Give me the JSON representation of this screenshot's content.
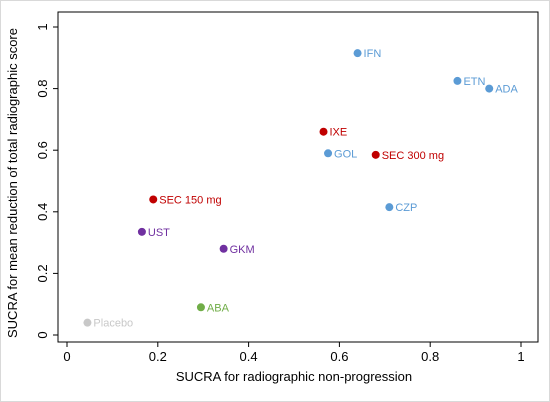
{
  "chart_data": {
    "type": "scatter",
    "xlabel": "SUCRA for radiographic non-progression",
    "ylabel": "SUCRA for mean reduction of total radiographic score",
    "xlim": [
      0,
      1
    ],
    "ylim": [
      0,
      1
    ],
    "xticks": [
      "0",
      "0.2",
      "0.4",
      "0.6",
      "0.8",
      "1"
    ],
    "yticks": [
      "0",
      "0.2",
      "0.4",
      "0.6",
      "0.8",
      "1"
    ],
    "grid": false,
    "points": [
      {
        "label": "IFN",
        "x": 0.64,
        "y": 0.915,
        "color": "#5b9bd5"
      },
      {
        "label": "ETN",
        "x": 0.86,
        "y": 0.825,
        "color": "#5b9bd5"
      },
      {
        "label": "ADA",
        "x": 0.93,
        "y": 0.8,
        "color": "#5b9bd5"
      },
      {
        "label": "IXE",
        "x": 0.565,
        "y": 0.66,
        "color": "#c00000"
      },
      {
        "label": "GOL",
        "x": 0.575,
        "y": 0.59,
        "color": "#5b9bd5"
      },
      {
        "label": "SEC 300 mg",
        "x": 0.68,
        "y": 0.585,
        "color": "#c00000"
      },
      {
        "label": "SEC 150 mg",
        "x": 0.19,
        "y": 0.44,
        "color": "#c00000"
      },
      {
        "label": "CZP",
        "x": 0.71,
        "y": 0.415,
        "color": "#5b9bd5"
      },
      {
        "label": "UST",
        "x": 0.165,
        "y": 0.335,
        "color": "#7030a0"
      },
      {
        "label": "GKM",
        "x": 0.345,
        "y": 0.28,
        "color": "#7030a0"
      },
      {
        "label": "ABA",
        "x": 0.295,
        "y": 0.09,
        "color": "#70ad47"
      },
      {
        "label": "Placebo",
        "x": 0.045,
        "y": 0.04,
        "color": "#c8c8c8"
      }
    ]
  }
}
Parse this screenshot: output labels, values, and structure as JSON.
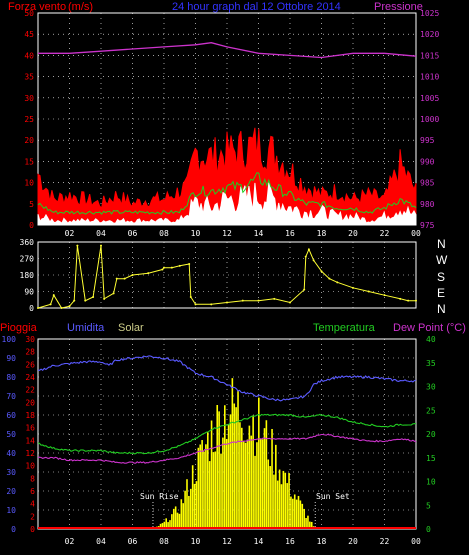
{
  "colors": {
    "background": "#000000",
    "grid": "#ffffff",
    "wind_gust": "#ff0000",
    "wind_avg": "#22cc22",
    "wind_speed": "#ffffff",
    "pressure": "#cc33cc",
    "direction": "#ffff33",
    "humidity": "#5a5aff",
    "temperature": "#22cc22",
    "dew_point": "#cc33cc",
    "solar": "#ffff00",
    "rain": "#ff0000"
  },
  "header": {
    "wind_label": "Forza vento",
    "unit": "(m/s)",
    "title": "24 hour graph dal  12 Ottobre 2014",
    "pressure_label": "Pressione",
    "dir_n": "N",
    "dir_w": "W",
    "dir_s": "S",
    "dir_e": "E",
    "dir_n2": "N"
  },
  "bottom_header": {
    "rain": "Pioggia",
    "humidity": "Umidita",
    "solar": "Solar",
    "temperature": "Temperatura",
    "dew_point": "Dew Point (°C)",
    "sun_rise": "Sun Rise",
    "sun_set": "Sun Set"
  },
  "chart_data": [
    {
      "type": "line",
      "name": "wind-pressure",
      "x_ticks": [
        "02",
        "04",
        "06",
        "08",
        "10",
        "12",
        "14",
        "16",
        "18",
        "20",
        "22",
        "00"
      ],
      "y_left_ticks": [
        "0",
        "5",
        "10",
        "15",
        "20",
        "25",
        "30",
        "35",
        "40",
        "45",
        "50"
      ],
      "y_right_ticks": [
        "975",
        "980",
        "985",
        "990",
        "995",
        "1000",
        "1005",
        "1010",
        "1015",
        "1020",
        "1025"
      ],
      "ylim_left": [
        0,
        50
      ],
      "ylim_right": [
        975,
        1025
      ],
      "series": [
        {
          "name": "Pressione",
          "x": [
            0,
            2,
            4,
            6,
            8,
            10,
            11,
            12,
            14,
            16,
            18,
            20,
            22,
            24
          ],
          "values": [
            1015.5,
            1015.5,
            1016,
            1016.5,
            1017,
            1017.5,
            1018,
            1017,
            1015.5,
            1015,
            1014.5,
            1015.5,
            1015.5,
            1014.8
          ]
        },
        {
          "x": [
            0,
            1,
            2,
            3,
            4,
            5,
            6,
            7,
            8,
            9,
            9.5,
            10,
            11,
            12,
            13,
            14,
            15,
            16,
            17,
            18,
            19,
            20,
            21,
            22,
            23,
            24
          ],
          "values": [
            12,
            6,
            7,
            6,
            5,
            7,
            5,
            6,
            6,
            8,
            9,
            17,
            16,
            17,
            18,
            19,
            17,
            13,
            9,
            7,
            8,
            6,
            7,
            6,
            14,
            8
          ]
        },
        {
          "x": [
            0,
            1,
            2,
            3,
            4,
            5,
            6,
            7,
            8,
            9,
            10,
            11,
            12,
            13,
            14,
            15,
            16,
            17,
            18,
            19,
            20,
            21,
            22,
            23,
            24
          ],
          "values": [
            5,
            3,
            3,
            3,
            3,
            3,
            3,
            3,
            3,
            3,
            8,
            8,
            9,
            9,
            11,
            9,
            7,
            5,
            5,
            4,
            4,
            3,
            4,
            6,
            4
          ]
        },
        {
          "x": [
            0,
            1,
            2,
            3,
            4,
            5,
            6,
            7,
            8,
            9,
            10,
            11,
            12,
            13,
            14,
            15,
            16,
            17,
            18,
            19,
            20,
            21,
            22,
            23,
            24
          ],
          "values": [
            2,
            1,
            1,
            1,
            1,
            1,
            1,
            1,
            1,
            1,
            5,
            4,
            6,
            6,
            7,
            6,
            4,
            3,
            3,
            2,
            2,
            1,
            2,
            4,
            2
          ]
        }
      ]
    },
    {
      "type": "scatter",
      "name": "wind-direction",
      "y_ticks": [
        "360",
        "270",
        "180",
        "90",
        "0"
      ],
      "ylim": [
        0,
        360
      ],
      "x": [
        0,
        0.8,
        1,
        1.5,
        2,
        2.3,
        2.5,
        3,
        3.5,
        4,
        4.2,
        4.8,
        5,
        5.5,
        6,
        7,
        7.9,
        8,
        8.5,
        9,
        9.6,
        9.7,
        10,
        11,
        12,
        13,
        14,
        15,
        16,
        16.9,
        17,
        17.2,
        17.5,
        18,
        18.5,
        19,
        20,
        21,
        22,
        23,
        23.5,
        24
      ],
      "values": [
        0,
        20,
        70,
        0,
        10,
        40,
        340,
        40,
        60,
        340,
        50,
        80,
        160,
        160,
        180,
        190,
        210,
        220,
        220,
        230,
        240,
        60,
        20,
        20,
        30,
        40,
        40,
        50,
        30,
        100,
        280,
        320,
        260,
        200,
        160,
        140,
        110,
        90,
        70,
        50,
        40,
        40
      ]
    },
    {
      "type": "line",
      "name": "temperature-humidity-solar",
      "y_rain_ticks": [
        "0",
        "2",
        "4",
        "6",
        "8",
        "10",
        "12",
        "14",
        "16",
        "18",
        "20",
        "22",
        "24",
        "26",
        "28",
        "30"
      ],
      "y_humidity_ticks": [
        "0",
        "10",
        "20",
        "30",
        "40",
        "50",
        "60",
        "70",
        "80",
        "90",
        "100"
      ],
      "y_temperature_ticks": [
        "0",
        "5",
        "10",
        "15",
        "20",
        "25",
        "30",
        "35",
        "40"
      ],
      "series": [
        {
          "name": "Umidita",
          "x": [
            0,
            1,
            2,
            3,
            4,
            4.5,
            5,
            6,
            7,
            8,
            9,
            10,
            11,
            12,
            13,
            14,
            15,
            16,
            17,
            17.5,
            18,
            19,
            20,
            21,
            22,
            23,
            24
          ],
          "values": [
            83,
            86,
            87,
            88,
            88,
            86,
            89,
            90,
            91,
            90,
            88,
            82,
            80,
            76,
            72,
            70,
            68,
            68,
            70,
            76,
            78,
            80,
            80,
            80,
            79,
            78,
            78
          ]
        },
        {
          "name": "Temperatura",
          "x": [
            0,
            1,
            2,
            3,
            4,
            5,
            6,
            7,
            8,
            9,
            10,
            11,
            12,
            13,
            14,
            15,
            16,
            17,
            18,
            19,
            20,
            21,
            22,
            23,
            24
          ],
          "values": [
            18,
            17,
            16.5,
            16.5,
            16.5,
            16,
            16,
            16,
            16.5,
            17.5,
            19,
            21,
            22,
            23,
            24,
            24,
            24,
            23.5,
            24,
            23.5,
            22.5,
            22,
            21.5,
            22,
            22
          ]
        },
        {
          "name": "Dew Point",
          "x": [
            0,
            1,
            2,
            3,
            4,
            5,
            6,
            7,
            8,
            9,
            10,
            11,
            12,
            13,
            14,
            15,
            16,
            17,
            18,
            19,
            20,
            21,
            22,
            23,
            24
          ],
          "values": [
            15,
            15,
            14.5,
            14.5,
            14.5,
            14,
            14,
            14,
            14.5,
            15,
            16,
            17,
            18,
            18.5,
            19,
            19,
            19,
            19,
            20,
            19.5,
            19,
            18.5,
            18.5,
            19,
            18.5
          ]
        },
        {
          "name": "Solar",
          "x": [
            7.3,
            8,
            9,
            10,
            11,
            12,
            12.5,
            13,
            14,
            15,
            16,
            17,
            17.6
          ],
          "values": [
            0,
            4,
            14,
            40,
            62,
            78,
            80,
            76,
            68,
            48,
            28,
            10,
            0
          ]
        }
      ]
    }
  ]
}
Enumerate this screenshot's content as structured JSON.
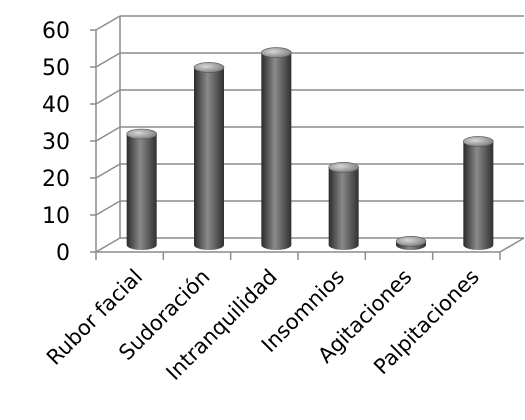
{
  "chart_data": {
    "type": "bar",
    "style": "3d-cylinder",
    "categories": [
      "Rubor facial",
      "Sudoración",
      "Intranquilidad",
      "Insomnios",
      "Agitaciones",
      "Palpitaciones"
    ],
    "values": [
      30,
      48,
      52,
      21,
      1,
      28
    ],
    "ylim": [
      0,
      60
    ],
    "yticks": [
      0,
      10,
      20,
      30,
      40,
      50,
      60
    ],
    "title": "",
    "xlabel": "",
    "ylabel": "",
    "grid": true,
    "legend": "none",
    "colors": {
      "bar_dark": "#2b2b2b",
      "bar_mid": "#8a8a8a",
      "bar_light": "#c9c9c9",
      "grid": "#8c8c8c",
      "axis": "#8c8c8c"
    }
  }
}
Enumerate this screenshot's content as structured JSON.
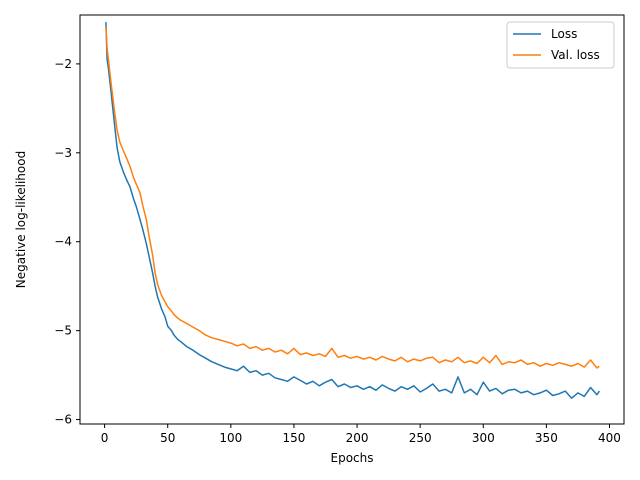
════════════════
- _The request_
Looking at the material above, count the lines containing the string "JSON" and reply with the count alone.

- _The response_
4